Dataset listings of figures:
>> Start
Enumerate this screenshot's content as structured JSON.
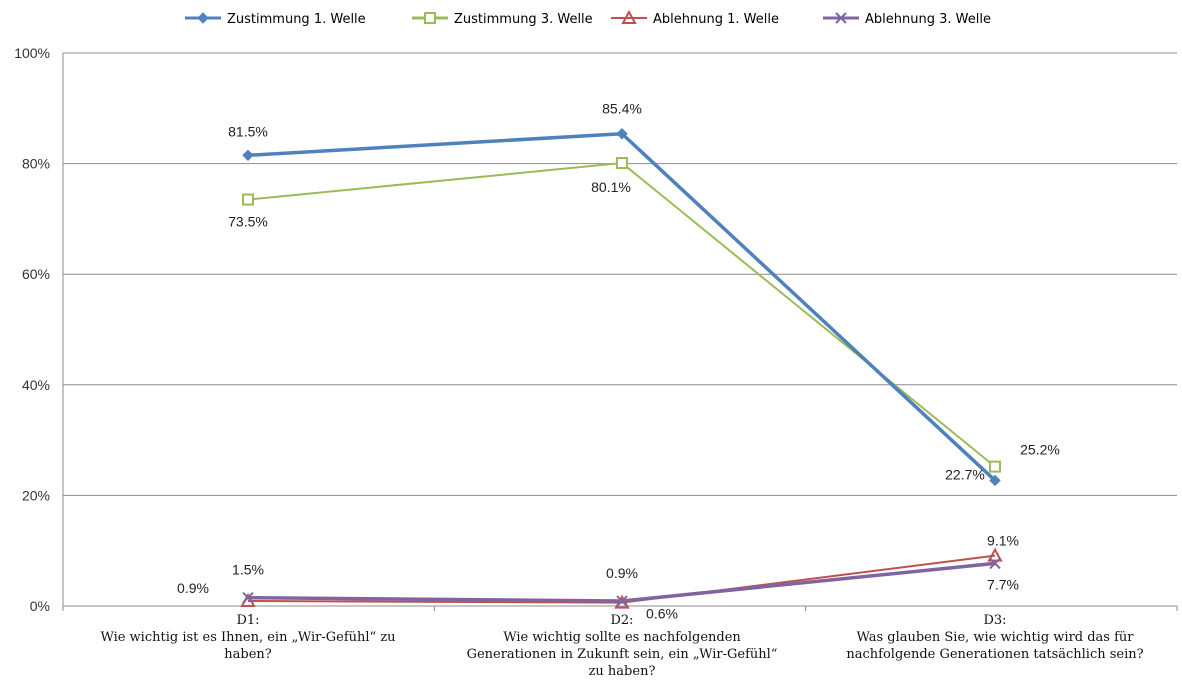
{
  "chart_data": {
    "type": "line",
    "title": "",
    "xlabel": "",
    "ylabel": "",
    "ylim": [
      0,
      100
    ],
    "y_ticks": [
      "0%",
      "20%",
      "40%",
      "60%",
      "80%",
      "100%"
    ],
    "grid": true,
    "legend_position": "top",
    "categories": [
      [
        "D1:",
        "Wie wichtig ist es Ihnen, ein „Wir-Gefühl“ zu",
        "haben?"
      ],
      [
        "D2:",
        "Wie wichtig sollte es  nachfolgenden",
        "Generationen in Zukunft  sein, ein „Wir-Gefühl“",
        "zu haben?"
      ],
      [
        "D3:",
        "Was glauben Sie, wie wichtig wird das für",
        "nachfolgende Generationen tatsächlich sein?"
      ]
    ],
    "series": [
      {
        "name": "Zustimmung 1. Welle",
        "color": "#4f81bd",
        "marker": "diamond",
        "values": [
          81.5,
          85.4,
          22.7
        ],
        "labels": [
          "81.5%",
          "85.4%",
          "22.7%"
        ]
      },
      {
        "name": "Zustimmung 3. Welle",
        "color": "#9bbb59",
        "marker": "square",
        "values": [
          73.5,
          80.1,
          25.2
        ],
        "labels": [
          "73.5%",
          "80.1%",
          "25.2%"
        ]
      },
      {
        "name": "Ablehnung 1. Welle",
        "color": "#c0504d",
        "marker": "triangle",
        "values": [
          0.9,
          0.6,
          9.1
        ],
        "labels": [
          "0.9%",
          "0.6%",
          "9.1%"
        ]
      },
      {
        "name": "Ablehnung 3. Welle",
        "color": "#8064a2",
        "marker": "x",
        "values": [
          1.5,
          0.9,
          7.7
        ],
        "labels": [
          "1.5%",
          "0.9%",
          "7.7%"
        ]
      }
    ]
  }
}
>> End
>> Start
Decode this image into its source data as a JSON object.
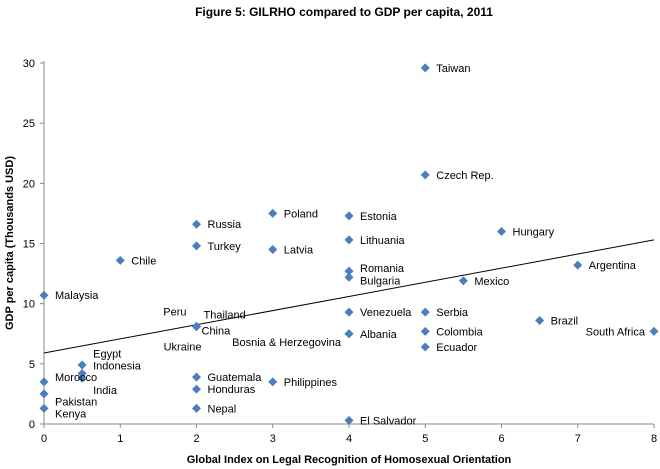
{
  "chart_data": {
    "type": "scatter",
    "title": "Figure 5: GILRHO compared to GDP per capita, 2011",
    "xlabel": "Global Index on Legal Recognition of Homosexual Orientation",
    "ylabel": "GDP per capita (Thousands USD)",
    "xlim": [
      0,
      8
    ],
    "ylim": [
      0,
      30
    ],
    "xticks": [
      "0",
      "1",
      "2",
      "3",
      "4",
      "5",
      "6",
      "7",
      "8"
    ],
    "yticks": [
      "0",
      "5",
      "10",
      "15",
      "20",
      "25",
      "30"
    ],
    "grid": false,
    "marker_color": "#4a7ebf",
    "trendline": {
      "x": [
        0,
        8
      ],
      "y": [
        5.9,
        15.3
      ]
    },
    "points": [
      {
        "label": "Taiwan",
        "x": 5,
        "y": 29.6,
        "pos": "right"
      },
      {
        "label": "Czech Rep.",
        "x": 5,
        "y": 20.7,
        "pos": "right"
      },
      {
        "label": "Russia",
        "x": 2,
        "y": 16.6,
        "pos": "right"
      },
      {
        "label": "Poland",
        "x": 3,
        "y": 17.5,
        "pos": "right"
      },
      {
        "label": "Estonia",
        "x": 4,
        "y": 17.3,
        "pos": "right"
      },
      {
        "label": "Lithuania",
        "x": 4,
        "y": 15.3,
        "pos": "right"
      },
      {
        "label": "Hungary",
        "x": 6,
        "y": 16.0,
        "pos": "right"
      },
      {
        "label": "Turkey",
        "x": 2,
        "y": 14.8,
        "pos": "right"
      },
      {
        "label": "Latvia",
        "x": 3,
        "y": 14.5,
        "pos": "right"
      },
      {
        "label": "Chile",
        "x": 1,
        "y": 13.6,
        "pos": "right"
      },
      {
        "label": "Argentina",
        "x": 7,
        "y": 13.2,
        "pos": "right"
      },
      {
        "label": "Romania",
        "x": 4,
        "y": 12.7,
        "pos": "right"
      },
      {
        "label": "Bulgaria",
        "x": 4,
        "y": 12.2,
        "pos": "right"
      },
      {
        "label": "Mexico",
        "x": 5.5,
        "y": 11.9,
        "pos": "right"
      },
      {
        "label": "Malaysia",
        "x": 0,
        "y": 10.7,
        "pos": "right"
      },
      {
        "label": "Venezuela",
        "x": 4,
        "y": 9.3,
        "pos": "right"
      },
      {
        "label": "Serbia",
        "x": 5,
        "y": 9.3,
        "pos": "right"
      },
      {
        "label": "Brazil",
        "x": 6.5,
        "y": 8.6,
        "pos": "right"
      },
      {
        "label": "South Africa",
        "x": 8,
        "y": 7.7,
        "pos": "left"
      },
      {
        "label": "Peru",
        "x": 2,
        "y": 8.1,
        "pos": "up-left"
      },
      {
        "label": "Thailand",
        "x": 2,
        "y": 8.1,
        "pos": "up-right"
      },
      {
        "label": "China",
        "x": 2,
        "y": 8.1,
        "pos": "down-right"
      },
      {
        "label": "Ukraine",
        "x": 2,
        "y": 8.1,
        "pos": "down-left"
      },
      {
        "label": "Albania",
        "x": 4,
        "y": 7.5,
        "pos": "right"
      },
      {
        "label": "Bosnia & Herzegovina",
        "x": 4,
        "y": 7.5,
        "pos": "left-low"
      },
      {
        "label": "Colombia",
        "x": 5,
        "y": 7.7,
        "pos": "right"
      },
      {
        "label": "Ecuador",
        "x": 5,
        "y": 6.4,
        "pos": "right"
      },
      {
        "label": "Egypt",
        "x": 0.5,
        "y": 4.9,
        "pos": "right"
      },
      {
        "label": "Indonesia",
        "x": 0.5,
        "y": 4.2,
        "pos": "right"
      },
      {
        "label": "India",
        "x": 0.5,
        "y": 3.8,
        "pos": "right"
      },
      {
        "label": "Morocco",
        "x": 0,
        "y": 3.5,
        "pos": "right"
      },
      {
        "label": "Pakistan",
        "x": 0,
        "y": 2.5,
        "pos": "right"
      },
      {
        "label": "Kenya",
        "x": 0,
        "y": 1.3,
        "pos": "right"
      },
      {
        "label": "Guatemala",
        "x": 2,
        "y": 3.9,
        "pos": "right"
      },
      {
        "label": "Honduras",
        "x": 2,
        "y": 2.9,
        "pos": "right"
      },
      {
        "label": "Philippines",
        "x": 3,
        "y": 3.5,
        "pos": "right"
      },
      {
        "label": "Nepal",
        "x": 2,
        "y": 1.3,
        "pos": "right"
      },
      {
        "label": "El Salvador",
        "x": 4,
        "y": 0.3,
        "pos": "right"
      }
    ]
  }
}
>> End
> _PROBLEM_
Note every line above where the string "name" shows up, and copy those lines.

> _ANSWER BELOW_
        "name": "Zustimmung 1. Welle",
        "name": "Zustimmung 3. Welle",
        "name": "Ablehnung 1. Welle",
        "name": "Ablehnung 3. Welle",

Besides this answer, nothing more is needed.